→ **Aim of the task**: Produce a verbatim copy of the entries listed below.

→ **Material supplied**:
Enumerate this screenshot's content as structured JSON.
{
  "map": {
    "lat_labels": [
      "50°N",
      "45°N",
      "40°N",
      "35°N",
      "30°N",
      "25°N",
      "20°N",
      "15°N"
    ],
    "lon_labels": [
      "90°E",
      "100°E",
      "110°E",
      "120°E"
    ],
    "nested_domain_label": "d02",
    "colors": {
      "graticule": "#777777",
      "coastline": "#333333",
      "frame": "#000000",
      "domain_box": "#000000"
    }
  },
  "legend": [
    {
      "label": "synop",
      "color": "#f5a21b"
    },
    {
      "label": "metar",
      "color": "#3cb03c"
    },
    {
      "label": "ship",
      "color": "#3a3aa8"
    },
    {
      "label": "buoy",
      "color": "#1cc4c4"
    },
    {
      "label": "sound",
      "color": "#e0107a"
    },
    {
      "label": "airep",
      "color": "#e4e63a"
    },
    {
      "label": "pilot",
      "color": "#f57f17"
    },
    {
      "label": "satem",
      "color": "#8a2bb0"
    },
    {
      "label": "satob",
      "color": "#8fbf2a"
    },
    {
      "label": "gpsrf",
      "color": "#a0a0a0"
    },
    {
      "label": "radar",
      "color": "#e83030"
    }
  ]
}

→ **Answer for the task**:
Enumerate this screenshot's content as structured JSON.
{
  "map": {
    "lat_labels": [
      "50°N",
      "45°N",
      "40°N",
      "35°N",
      "30°N",
      "25°N",
      "20°N",
      "15°N"
    ],
    "lon_labels": [
      "90°E",
      "100°E",
      "110°E",
      "120°E"
    ],
    "nested_domain_label": "d02",
    "colors": {
      "graticule": "#777777",
      "coastline": "#333333",
      "frame": "#000000",
      "domain_box": "#000000"
    }
  },
  "legend": [
    {
      "label": "synop",
      "color": "#f5a21b"
    },
    {
      "label": "metar",
      "color": "#3cb03c"
    },
    {
      "label": "ship",
      "color": "#3a3aa8"
    },
    {
      "label": "buoy",
      "color": "#1cc4c4"
    },
    {
      "label": "sound",
      "color": "#e0107a"
    },
    {
      "label": "airep",
      "color": "#e4e63a"
    },
    {
      "label": "pilot",
      "color": "#f57f17"
    },
    {
      "label": "satem",
      "color": "#8a2bb0"
    },
    {
      "label": "satob",
      "color": "#8fbf2a"
    },
    {
      "label": "gpsrf",
      "color": "#a0a0a0"
    },
    {
      "label": "radar",
      "color": "#e83030"
    }
  ]
}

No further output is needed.